___ LISTED RECORDS
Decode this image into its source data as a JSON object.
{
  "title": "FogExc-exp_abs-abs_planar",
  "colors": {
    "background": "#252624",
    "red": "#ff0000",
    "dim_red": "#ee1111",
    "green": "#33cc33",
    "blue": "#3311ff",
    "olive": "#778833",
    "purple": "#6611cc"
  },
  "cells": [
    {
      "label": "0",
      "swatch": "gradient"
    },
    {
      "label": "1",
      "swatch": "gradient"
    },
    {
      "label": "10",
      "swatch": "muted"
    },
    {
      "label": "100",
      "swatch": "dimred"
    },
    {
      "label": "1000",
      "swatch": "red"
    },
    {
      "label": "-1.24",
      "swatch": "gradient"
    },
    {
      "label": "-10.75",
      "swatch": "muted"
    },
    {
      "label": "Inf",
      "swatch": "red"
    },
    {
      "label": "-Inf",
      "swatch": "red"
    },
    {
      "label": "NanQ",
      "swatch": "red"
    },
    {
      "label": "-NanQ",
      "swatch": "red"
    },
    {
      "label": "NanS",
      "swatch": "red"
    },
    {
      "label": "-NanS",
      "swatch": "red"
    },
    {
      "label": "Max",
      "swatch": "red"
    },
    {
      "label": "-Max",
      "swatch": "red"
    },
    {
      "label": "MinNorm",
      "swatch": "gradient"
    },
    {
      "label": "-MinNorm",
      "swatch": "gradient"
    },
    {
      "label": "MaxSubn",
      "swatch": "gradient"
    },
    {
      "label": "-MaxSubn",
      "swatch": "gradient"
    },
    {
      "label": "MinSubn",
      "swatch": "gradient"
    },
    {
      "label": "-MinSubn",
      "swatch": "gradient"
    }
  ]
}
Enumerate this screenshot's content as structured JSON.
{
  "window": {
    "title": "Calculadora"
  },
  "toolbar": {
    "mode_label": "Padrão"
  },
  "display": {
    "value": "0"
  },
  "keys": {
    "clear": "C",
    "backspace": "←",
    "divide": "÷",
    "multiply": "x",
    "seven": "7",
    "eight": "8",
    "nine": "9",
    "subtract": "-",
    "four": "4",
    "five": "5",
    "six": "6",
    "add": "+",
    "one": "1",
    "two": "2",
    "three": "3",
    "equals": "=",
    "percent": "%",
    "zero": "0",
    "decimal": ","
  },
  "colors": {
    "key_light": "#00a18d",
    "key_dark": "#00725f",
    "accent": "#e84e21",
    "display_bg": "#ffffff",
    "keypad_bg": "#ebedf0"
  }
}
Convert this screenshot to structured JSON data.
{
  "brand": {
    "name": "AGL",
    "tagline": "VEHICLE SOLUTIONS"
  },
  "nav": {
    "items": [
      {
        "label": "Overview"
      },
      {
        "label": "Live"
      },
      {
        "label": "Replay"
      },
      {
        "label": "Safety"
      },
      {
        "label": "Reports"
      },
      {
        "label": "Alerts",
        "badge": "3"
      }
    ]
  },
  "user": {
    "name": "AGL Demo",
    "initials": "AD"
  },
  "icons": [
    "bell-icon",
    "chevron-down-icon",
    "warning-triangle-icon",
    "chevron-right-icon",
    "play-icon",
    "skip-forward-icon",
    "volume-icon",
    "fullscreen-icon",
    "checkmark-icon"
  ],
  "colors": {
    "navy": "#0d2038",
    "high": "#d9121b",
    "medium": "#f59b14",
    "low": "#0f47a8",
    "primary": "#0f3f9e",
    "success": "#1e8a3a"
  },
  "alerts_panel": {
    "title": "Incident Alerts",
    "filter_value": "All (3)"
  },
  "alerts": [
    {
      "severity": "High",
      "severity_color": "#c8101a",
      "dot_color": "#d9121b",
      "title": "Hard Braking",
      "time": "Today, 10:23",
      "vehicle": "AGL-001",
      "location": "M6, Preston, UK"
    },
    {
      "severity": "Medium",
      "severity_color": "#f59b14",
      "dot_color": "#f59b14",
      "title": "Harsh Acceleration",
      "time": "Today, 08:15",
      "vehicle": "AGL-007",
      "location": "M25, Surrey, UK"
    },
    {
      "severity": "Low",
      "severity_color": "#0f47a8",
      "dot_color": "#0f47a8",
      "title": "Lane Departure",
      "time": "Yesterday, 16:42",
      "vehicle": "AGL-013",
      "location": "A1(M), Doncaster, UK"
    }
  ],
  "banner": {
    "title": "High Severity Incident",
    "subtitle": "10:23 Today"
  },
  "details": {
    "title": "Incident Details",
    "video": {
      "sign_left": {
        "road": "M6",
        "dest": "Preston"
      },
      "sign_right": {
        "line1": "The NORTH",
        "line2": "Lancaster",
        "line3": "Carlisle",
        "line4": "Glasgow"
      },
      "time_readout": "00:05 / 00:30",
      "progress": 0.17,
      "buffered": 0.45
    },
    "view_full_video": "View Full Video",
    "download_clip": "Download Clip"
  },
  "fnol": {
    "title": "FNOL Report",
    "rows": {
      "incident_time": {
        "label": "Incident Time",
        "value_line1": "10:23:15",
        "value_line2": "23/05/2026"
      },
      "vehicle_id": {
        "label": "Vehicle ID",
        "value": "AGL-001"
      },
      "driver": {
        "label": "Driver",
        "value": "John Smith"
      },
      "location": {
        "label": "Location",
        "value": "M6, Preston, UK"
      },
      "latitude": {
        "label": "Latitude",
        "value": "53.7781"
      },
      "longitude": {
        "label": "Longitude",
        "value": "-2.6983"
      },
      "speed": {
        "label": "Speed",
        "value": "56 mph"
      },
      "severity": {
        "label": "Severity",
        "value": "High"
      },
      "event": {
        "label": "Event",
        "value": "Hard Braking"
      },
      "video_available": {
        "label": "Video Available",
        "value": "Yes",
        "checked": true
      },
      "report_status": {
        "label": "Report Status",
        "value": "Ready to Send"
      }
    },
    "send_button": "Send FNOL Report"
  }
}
______
▶ [WHAT TO WORK ON]: Copy out each line of the entries that holds "Braking".

▶ [PROBLEM SOLUTION]:
      "title": "Hard Braking",
        "value": "Hard Braking"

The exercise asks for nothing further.